*DOCUMENT EXTRACT*
Policy Research Institute
- Abbreviation: PRI
- Formation: 2009
- Type: Research Institution
- Headquarters: Dhaka, Bangladesh
- Official language: Bengali
- Website: www.pri-bd.org

= Policy Research Institute, Bangladesh =

Think tank in Dhaka

Policy Research Institute is a think tank based in Banani, Dhaka, that conducts policy-based economics research.

==History==
Policy Research Institute was established in 2009. Sadiq Ahmed was one of the cofounders of Policy Research Institute.

In September 2019, the Policy Research Institute received US$375,598 funding from the Bill & Melinda Gates Foundation for a 23-month research into digital financial inclusion.

*RECORDED DATA*

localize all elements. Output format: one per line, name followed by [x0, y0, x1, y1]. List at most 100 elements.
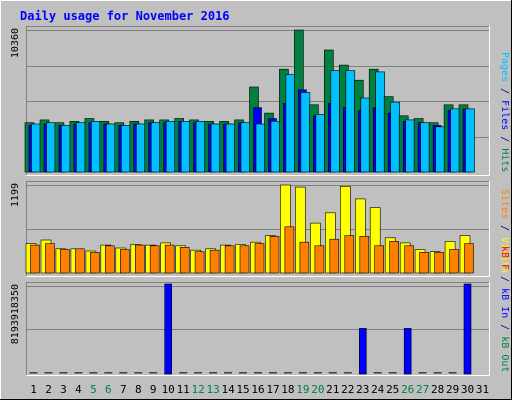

*PROBLEMS AND TASKS*
**1.** Copy out the part of the Policy Research Institute text that opens with the words containing "Policy Research Institute is" and closes with "digital financial inclusion.", word for word.
**2.** Name every label in the fact list at the top of the Policy Research Institute text, such as the one for the year it was formed.
**3.** Carry on the text about the Policy Research Institute from where it stops.

*ANSWERS*
**1.**
Policy Research Institute is a think tank based in Banani, Dhaka, that conducts policy-based economics research.

==History==
Policy Research Institute was established in 2009. Sadiq Ahmed was one of the cofounders of Policy Research Institute.

In September 2019, the Policy Research Institute received US$375,598 funding from the Bill & Melinda Gates Foundation for a 23-month research into digital financial inclusion.

**2.** Abbreviation, Formation, Type, Headquarters, Official language, Website

**3.**
In the 2020 Global Go To Think Tank Index Policy Research Institute was ranked 93 on the South and Southeast Asia and the Pacific subcategory.

Senior economist at the Policy Research Institute Ashikur Rahman Shanto, also an Awami League politician, credited Sheikh Hasina for maintaining a neutral foreign policy for Bangladesh in June 2023.

In May 2024, Policy Research Institute published a study paper called Bangladesh's Domestic Resource Mobilisation: Imperatives and a Roadmap which called for reforms in Bangladesh to increase revenue.

Ahsan H Mansur, an executive director of Policy Research Institute, was appointed governor of Bangladesh Bank after the resignation of Prime Minister Sheikh Hasina in August 2024.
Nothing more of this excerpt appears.